++++ Dataset records

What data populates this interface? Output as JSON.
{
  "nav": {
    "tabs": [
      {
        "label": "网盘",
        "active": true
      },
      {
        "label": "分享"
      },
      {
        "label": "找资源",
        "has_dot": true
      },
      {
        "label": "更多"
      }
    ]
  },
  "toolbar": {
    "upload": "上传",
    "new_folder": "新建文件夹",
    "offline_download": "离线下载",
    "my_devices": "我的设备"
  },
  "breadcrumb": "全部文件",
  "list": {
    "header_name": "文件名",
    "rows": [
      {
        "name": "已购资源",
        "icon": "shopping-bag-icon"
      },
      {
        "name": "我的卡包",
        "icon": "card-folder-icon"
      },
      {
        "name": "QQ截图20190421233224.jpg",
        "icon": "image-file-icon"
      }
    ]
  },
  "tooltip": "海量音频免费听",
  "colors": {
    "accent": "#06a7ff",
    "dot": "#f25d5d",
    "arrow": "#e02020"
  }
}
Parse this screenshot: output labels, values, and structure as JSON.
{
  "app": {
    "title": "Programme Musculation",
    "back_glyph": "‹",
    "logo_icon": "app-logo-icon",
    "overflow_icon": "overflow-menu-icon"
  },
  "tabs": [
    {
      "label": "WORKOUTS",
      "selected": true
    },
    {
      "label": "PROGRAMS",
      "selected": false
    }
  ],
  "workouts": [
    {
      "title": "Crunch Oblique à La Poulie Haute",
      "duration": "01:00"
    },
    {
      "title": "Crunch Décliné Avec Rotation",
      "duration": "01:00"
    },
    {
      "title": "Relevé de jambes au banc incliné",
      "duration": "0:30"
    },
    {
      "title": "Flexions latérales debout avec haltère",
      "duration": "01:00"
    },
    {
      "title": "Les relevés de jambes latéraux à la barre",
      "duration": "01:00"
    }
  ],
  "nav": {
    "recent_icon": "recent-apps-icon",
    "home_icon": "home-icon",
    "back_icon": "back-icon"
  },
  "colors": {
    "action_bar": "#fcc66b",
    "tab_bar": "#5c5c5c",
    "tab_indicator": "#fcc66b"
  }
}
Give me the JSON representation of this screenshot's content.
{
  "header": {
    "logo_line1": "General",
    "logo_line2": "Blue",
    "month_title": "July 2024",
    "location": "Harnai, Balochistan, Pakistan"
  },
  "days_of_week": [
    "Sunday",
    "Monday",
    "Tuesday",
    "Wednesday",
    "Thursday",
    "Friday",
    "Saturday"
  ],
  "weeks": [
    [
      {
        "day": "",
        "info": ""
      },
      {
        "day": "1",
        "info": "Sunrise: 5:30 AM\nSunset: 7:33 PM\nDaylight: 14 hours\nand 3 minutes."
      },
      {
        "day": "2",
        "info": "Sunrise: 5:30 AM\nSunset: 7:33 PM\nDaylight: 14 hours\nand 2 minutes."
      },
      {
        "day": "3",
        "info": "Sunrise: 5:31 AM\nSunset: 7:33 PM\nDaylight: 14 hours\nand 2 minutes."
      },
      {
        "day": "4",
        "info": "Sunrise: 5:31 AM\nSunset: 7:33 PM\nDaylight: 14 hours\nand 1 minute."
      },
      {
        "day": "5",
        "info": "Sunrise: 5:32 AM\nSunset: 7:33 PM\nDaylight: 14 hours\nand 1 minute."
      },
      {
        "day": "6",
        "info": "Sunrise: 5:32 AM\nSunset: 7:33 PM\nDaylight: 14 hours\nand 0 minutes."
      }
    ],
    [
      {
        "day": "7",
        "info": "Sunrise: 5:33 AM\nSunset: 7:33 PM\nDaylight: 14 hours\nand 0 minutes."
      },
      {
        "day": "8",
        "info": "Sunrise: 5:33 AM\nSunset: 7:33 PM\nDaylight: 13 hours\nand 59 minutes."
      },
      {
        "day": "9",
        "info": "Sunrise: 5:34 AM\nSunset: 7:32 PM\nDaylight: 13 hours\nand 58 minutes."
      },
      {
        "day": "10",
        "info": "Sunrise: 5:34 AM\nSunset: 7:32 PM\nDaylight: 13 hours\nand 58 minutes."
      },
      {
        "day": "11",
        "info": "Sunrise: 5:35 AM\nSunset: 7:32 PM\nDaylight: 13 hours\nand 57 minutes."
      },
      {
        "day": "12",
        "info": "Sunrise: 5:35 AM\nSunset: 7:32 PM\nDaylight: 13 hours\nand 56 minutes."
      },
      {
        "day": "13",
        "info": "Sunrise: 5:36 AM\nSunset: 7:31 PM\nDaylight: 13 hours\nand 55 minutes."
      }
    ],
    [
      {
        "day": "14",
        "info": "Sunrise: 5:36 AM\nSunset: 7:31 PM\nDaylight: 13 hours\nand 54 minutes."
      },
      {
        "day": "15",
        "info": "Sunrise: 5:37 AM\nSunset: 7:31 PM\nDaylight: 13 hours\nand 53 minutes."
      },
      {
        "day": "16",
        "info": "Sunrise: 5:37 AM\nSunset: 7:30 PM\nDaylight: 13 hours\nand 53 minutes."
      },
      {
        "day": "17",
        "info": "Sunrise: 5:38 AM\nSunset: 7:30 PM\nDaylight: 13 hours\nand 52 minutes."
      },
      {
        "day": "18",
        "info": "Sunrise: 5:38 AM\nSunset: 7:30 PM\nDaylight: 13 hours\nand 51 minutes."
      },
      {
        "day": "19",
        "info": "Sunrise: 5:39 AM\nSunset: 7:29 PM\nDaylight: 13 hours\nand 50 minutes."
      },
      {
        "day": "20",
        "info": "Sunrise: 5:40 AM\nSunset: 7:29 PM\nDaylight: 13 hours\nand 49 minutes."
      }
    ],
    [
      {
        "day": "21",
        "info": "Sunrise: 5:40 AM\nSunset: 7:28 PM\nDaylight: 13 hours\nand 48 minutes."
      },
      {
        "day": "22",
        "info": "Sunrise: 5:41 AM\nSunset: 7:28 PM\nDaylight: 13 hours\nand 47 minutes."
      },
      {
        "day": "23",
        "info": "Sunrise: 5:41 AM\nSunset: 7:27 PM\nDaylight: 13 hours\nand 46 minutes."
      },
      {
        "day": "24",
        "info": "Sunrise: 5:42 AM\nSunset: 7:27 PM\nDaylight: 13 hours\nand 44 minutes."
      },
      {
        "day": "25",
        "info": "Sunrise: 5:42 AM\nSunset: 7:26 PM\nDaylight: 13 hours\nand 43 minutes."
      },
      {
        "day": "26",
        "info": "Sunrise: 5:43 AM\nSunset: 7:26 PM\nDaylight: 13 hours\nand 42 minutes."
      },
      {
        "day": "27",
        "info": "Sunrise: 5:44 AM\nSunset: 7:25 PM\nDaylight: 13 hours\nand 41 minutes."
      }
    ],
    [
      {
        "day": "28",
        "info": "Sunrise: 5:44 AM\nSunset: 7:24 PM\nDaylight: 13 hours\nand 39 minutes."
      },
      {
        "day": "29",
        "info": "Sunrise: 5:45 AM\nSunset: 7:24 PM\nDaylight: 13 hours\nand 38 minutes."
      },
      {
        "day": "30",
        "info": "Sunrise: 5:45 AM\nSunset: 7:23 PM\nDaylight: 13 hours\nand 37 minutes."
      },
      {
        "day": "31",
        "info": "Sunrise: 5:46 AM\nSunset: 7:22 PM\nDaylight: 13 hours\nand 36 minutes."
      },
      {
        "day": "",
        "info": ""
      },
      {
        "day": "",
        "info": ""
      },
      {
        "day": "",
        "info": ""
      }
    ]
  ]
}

++++++++

*Problem details*: From the entries above, copy every line that holds the word "icon".

*Written response*:
        "icon": "shopping-bag-icon"
        "icon": "card-folder-icon"
        "icon": "image-file-icon"
    "logo_icon": "app-logo-icon",
    "overflow_icon": "overflow-menu-icon"
    "recent_icon": "recent-apps-icon",
    "home_icon": "home-icon",
    "back_icon": "back-icon"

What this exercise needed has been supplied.